┌─ Input data

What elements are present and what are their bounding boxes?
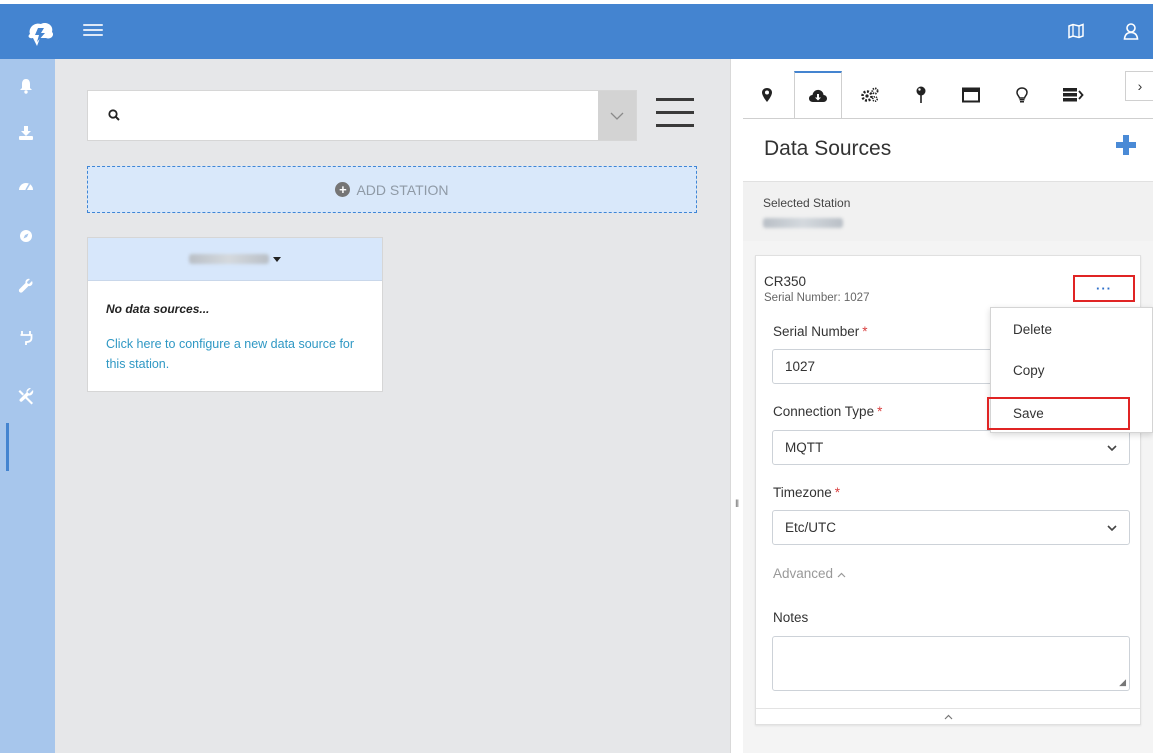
data-sources-header: Data Sources bbox=[743, 119, 1153, 181]
timezone-select[interactable]: Etc/UTC bbox=[772, 510, 1130, 545]
bell-icon[interactable] bbox=[13, 73, 39, 99]
timezone-label: Timezone * bbox=[773, 485, 841, 500]
panel-splitter[interactable]: ‖ bbox=[730, 59, 743, 753]
lightbulb-icon bbox=[1016, 86, 1028, 102]
chevron-down-icon bbox=[1107, 444, 1117, 451]
search-dropdown-button[interactable] bbox=[598, 91, 636, 140]
station-card-header[interactable] bbox=[88, 238, 382, 281]
tab-lightbulb[interactable] bbox=[998, 71, 1046, 119]
connection-type-label: Connection Type * bbox=[773, 404, 883, 419]
tab-map-pin[interactable] bbox=[897, 71, 945, 119]
station-name-redacted bbox=[189, 254, 269, 264]
advanced-toggle[interactable]: Advanced bbox=[773, 566, 846, 581]
left-sidebar bbox=[0, 59, 55, 753]
selected-station-label: Selected Station bbox=[763, 196, 851, 210]
tab-server[interactable] bbox=[1049, 71, 1097, 119]
no-data-sources-text: No data sources... bbox=[106, 302, 210, 316]
serial-number-label: Serial Number * bbox=[773, 324, 868, 339]
hamburger-icon[interactable] bbox=[83, 21, 103, 41]
download-icon[interactable] bbox=[13, 120, 39, 146]
more-options-button[interactable]: ··· bbox=[1073, 275, 1135, 302]
chevron-down-icon bbox=[610, 112, 624, 120]
dashboard-icon[interactable] bbox=[13, 172, 39, 198]
tab-scroll-right-button[interactable]: › bbox=[1125, 71, 1153, 101]
configure-data-source-link[interactable]: Click here to configure a new data sourc… bbox=[106, 334, 356, 374]
list-menu-icon[interactable] bbox=[656, 98, 694, 130]
data-source-serial-subtitle: Serial Number: 1027 bbox=[764, 292, 870, 304]
station-search bbox=[87, 90, 637, 141]
tab-data-sources[interactable] bbox=[794, 71, 842, 119]
tab-settings[interactable] bbox=[846, 71, 894, 119]
server-icon bbox=[1063, 88, 1084, 102]
wrench-icon[interactable] bbox=[13, 273, 39, 299]
page-title: Data Sources bbox=[764, 137, 892, 160]
location-pin-icon bbox=[762, 88, 772, 102]
notes-label: Notes bbox=[773, 610, 809, 625]
active-indicator bbox=[6, 423, 9, 471]
collapse-card-button[interactable] bbox=[756, 708, 1140, 725]
window-icon bbox=[962, 87, 980, 103]
plug-icon[interactable] bbox=[13, 325, 39, 351]
top-bar bbox=[0, 0, 1153, 59]
chevron-down-icon bbox=[1107, 524, 1117, 531]
tools-icon[interactable] bbox=[13, 383, 39, 409]
tab-bar: › bbox=[743, 59, 1153, 119]
connection-type-select[interactable]: MQTT bbox=[772, 430, 1130, 465]
map-pin-icon bbox=[916, 86, 926, 103]
selected-station: Selected Station bbox=[743, 181, 1153, 241]
selected-station-value-redacted bbox=[763, 216, 843, 231]
user-icon[interactable] bbox=[1123, 22, 1139, 40]
menu-item-save[interactable]: Save bbox=[987, 397, 1130, 430]
chevron-up-icon bbox=[837, 572, 846, 578]
add-station-label: ADD STATION bbox=[356, 181, 449, 198]
gears-icon bbox=[861, 87, 879, 103]
grip-icon[interactable]: ‖ bbox=[735, 499, 739, 510]
map-icon[interactable] bbox=[1068, 23, 1084, 39]
search-icon bbox=[108, 109, 120, 124]
caret-down-icon[interactable] bbox=[273, 256, 281, 262]
tab-location[interactable] bbox=[743, 71, 791, 119]
tab-window[interactable] bbox=[947, 71, 995, 119]
notes-textarea[interactable]: ◢ bbox=[772, 636, 1130, 691]
plus-circle-icon: + bbox=[335, 182, 351, 197]
plus-icon[interactable] bbox=[1115, 134, 1137, 160]
data-source-name: CR350 bbox=[764, 274, 807, 289]
menu-item-copy[interactable]: Copy bbox=[991, 350, 1152, 390]
station-card: No data sources... Click here to configu… bbox=[87, 237, 383, 392]
chevron-up-icon bbox=[944, 714, 952, 720]
cloud-logo-icon[interactable] bbox=[24, 18, 56, 48]
data-source-options-menu: Delete Copy Save bbox=[987, 307, 1153, 433]
resize-handle-icon[interactable]: ◢ bbox=[1119, 677, 1126, 688]
add-station-button[interactable]: + ADD STATION bbox=[87, 166, 697, 213]
compass-icon[interactable] bbox=[13, 223, 39, 249]
search-input[interactable] bbox=[132, 101, 572, 131]
menu-item-delete[interactable]: Delete bbox=[991, 309, 1152, 349]
cloud-download-icon bbox=[809, 89, 827, 102]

└─

● **Objective**
Copy out every row above word for word, but leave out the picture.

● **Final result**
What elements are present and what are their bounding boxes?
data-sources-header: Data Sources bbox=[743, 119, 1153, 181]
timezone-select[interactable]: Etc/UTC bbox=[772, 510, 1130, 545]
bell-icon[interactable] bbox=[13, 73, 39, 99]
timezone-label: Timezone * bbox=[773, 485, 841, 500]
panel-splitter[interactable]: ‖ bbox=[730, 59, 743, 753]
lightbulb-icon bbox=[1016, 86, 1028, 102]
chevron-down-icon bbox=[1107, 444, 1117, 451]
search-dropdown-button[interactable] bbox=[598, 91, 636, 140]
station-card-header[interactable] bbox=[88, 238, 382, 281]
tab-lightbulb[interactable] bbox=[998, 71, 1046, 119]
connection-type-label: Connection Type * bbox=[773, 404, 883, 419]
tab-map-pin[interactable] bbox=[897, 71, 945, 119]
station-name-redacted bbox=[189, 254, 269, 264]
advanced-toggle[interactable]: Advanced bbox=[773, 566, 846, 581]
left-sidebar bbox=[0, 59, 55, 753]
selected-station-label: Selected Station bbox=[763, 196, 851, 210]
tab-server[interactable] bbox=[1049, 71, 1097, 119]
no-data-sources-text: No data sources... bbox=[106, 302, 210, 316]
serial-number-label: Serial Number * bbox=[773, 324, 868, 339]
hamburger-icon[interactable] bbox=[83, 21, 103, 41]
download-icon[interactable] bbox=[13, 120, 39, 146]
more-options-button[interactable]: ··· bbox=[1073, 275, 1135, 302]
chevron-down-icon bbox=[610, 112, 624, 120]
dashboard-icon[interactable] bbox=[13, 172, 39, 198]
tab-scroll-right-button[interactable]: › bbox=[1125, 71, 1153, 101]
configure-data-source-link[interactable]: Click here to configure a new data sourc… bbox=[106, 334, 356, 374]
list-menu-icon[interactable] bbox=[656, 98, 694, 130]
data-source-serial-subtitle: Serial Number: 1027 bbox=[764, 292, 870, 304]
station-search bbox=[87, 90, 637, 141]
tab-data-sources[interactable] bbox=[794, 71, 842, 119]
tab-settings[interactable] bbox=[846, 71, 894, 119]
server-icon bbox=[1063, 88, 1084, 102]
wrench-icon[interactable] bbox=[13, 273, 39, 299]
page-title: Data Sources bbox=[764, 137, 892, 160]
location-pin-icon bbox=[762, 88, 772, 102]
notes-label: Notes bbox=[773, 610, 809, 625]
active-indicator bbox=[6, 423, 9, 471]
collapse-card-button[interactable] bbox=[756, 708, 1140, 725]
window-icon bbox=[962, 87, 980, 103]
plug-icon[interactable] bbox=[13, 325, 39, 351]
top-bar bbox=[0, 0, 1153, 59]
chevron-down-icon bbox=[1107, 524, 1117, 531]
tools-icon[interactable] bbox=[13, 383, 39, 409]
tab-bar: › bbox=[743, 59, 1153, 119]
connection-type-select[interactable]: MQTT bbox=[772, 430, 1130, 465]
map-pin-icon bbox=[916, 86, 926, 103]
selected-station: Selected Station bbox=[743, 181, 1153, 241]
selected-station-value-redacted bbox=[763, 216, 843, 231]
user-icon[interactable] bbox=[1123, 22, 1139, 40]
menu-item-save[interactable]: Save bbox=[987, 397, 1130, 430]
chevron-up-icon bbox=[837, 572, 846, 578]
add-station-label: ADD STATION bbox=[356, 181, 449, 198]
gears-icon bbox=[861, 87, 879, 103]
grip-icon[interactable]: ‖ bbox=[735, 499, 739, 510]
map-icon[interactable] bbox=[1068, 23, 1084, 39]
search-icon bbox=[108, 109, 120, 124]
caret-down-icon[interactable] bbox=[273, 256, 281, 262]
tab-location[interactable] bbox=[743, 71, 791, 119]
tab-window[interactable] bbox=[947, 71, 995, 119]
notes-textarea[interactable]: ◢ bbox=[772, 636, 1130, 691]
plus-circle-icon: + bbox=[335, 182, 351, 197]
plus-icon[interactable] bbox=[1115, 134, 1137, 160]
data-source-name: CR350 bbox=[764, 274, 807, 289]
menu-item-copy[interactable]: Copy bbox=[991, 350, 1152, 390]
station-card: No data sources... Click here to configu… bbox=[87, 237, 383, 392]
chevron-up-icon bbox=[944, 714, 952, 720]
cloud-logo-icon[interactable] bbox=[24, 18, 56, 48]
data-source-options-menu: Delete Copy Save bbox=[987, 307, 1153, 433]
resize-handle-icon[interactable]: ◢ bbox=[1119, 677, 1126, 688]
add-station-button[interactable]: + ADD STATION bbox=[87, 166, 697, 213]
compass-icon[interactable] bbox=[13, 223, 39, 249]
search-input[interactable] bbox=[132, 101, 572, 131]
menu-item-delete[interactable]: Delete bbox=[991, 309, 1152, 349]
cloud-download-icon bbox=[809, 89, 827, 102]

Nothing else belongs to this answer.